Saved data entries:
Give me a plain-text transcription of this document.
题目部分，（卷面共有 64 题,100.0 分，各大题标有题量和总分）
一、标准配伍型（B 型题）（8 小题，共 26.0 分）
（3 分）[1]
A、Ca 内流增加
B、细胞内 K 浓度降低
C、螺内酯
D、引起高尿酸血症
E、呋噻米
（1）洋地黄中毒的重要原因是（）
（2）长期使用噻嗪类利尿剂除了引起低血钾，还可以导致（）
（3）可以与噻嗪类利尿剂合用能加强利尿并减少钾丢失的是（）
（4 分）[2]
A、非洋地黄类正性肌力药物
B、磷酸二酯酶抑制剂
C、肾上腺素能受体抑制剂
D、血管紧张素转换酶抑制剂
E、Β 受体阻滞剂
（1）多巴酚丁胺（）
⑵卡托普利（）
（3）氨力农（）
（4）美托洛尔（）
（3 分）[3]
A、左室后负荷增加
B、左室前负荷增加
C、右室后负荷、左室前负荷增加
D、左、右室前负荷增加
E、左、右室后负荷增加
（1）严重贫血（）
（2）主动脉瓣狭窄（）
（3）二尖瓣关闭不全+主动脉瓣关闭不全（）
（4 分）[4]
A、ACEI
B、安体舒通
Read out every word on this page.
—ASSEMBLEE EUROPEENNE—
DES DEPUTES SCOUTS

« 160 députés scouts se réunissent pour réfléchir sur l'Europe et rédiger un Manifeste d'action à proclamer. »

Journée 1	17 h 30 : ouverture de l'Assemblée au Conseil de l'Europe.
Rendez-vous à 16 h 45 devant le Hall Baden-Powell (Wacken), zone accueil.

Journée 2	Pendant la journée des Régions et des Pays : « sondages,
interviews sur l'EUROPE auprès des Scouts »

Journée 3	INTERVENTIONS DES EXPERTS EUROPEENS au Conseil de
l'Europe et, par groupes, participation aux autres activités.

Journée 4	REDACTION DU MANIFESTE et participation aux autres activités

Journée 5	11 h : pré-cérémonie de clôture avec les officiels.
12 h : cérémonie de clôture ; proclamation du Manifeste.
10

■ **REQUEST**
Report the number of lines in the listing that include the string "clôture"; give nothing but the number.

■ **SOLUTION**
2